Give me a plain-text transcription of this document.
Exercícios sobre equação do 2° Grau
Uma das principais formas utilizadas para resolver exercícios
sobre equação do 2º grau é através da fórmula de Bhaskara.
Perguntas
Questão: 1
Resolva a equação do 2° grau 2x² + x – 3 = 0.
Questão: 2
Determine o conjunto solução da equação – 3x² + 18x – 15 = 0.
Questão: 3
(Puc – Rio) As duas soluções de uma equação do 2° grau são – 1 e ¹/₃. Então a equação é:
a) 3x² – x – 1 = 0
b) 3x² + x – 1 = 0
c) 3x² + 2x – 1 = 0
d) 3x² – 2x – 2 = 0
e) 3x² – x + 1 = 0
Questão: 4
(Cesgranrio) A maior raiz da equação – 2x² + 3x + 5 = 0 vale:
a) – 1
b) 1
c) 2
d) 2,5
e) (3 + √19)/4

......

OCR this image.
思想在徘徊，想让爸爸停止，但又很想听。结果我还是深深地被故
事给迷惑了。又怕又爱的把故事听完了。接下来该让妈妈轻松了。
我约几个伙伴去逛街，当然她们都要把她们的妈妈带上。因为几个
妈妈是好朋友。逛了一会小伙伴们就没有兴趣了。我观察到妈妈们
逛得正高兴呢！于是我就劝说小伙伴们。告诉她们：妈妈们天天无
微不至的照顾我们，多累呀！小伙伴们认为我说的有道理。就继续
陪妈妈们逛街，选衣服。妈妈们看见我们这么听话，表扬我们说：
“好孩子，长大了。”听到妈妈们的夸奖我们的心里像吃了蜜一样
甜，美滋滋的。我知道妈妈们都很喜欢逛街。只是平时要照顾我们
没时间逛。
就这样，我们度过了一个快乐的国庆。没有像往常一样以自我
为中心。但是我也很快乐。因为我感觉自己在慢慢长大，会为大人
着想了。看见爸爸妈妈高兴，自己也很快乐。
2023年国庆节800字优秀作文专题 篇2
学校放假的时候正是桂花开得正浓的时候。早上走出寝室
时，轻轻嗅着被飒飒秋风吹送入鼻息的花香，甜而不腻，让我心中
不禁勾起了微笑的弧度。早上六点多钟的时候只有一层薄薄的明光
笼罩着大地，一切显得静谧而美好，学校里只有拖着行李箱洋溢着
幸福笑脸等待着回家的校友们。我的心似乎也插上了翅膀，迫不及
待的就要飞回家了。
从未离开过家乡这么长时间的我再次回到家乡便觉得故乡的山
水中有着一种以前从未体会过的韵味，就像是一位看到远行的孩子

......

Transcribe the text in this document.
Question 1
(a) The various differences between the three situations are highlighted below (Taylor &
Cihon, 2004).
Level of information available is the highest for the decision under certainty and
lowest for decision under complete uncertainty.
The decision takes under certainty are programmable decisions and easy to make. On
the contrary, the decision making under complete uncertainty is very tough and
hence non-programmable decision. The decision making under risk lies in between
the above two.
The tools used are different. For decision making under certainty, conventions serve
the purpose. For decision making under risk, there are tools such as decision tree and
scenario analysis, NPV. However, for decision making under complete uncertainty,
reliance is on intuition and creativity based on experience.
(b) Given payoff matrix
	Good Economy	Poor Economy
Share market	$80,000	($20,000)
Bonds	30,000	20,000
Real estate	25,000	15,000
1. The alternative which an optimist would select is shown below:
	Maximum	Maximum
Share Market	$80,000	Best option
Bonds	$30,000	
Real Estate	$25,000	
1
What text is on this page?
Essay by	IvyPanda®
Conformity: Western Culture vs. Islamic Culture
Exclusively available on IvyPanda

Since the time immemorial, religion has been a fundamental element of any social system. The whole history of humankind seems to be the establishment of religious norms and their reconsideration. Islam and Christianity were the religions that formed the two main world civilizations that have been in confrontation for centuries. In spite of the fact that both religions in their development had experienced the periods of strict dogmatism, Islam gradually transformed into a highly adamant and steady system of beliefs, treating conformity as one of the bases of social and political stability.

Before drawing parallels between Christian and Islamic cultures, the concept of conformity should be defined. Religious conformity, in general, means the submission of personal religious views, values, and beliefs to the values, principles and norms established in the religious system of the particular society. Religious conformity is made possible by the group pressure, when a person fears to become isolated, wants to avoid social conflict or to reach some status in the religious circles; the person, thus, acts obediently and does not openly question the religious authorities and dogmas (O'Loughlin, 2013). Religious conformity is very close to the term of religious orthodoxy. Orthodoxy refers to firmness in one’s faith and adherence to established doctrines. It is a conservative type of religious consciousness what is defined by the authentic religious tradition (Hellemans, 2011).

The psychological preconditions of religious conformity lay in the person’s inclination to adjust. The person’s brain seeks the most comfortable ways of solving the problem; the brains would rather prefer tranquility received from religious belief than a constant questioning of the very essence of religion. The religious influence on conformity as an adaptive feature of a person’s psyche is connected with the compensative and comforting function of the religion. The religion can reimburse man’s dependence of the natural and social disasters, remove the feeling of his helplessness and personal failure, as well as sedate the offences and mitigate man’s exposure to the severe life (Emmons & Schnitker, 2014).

......

PROBLEM REQUIREMENTS: Of the lines in the data, how many hold the string "complete"? State the number, nothing else.

WRITTEN REPLY: 3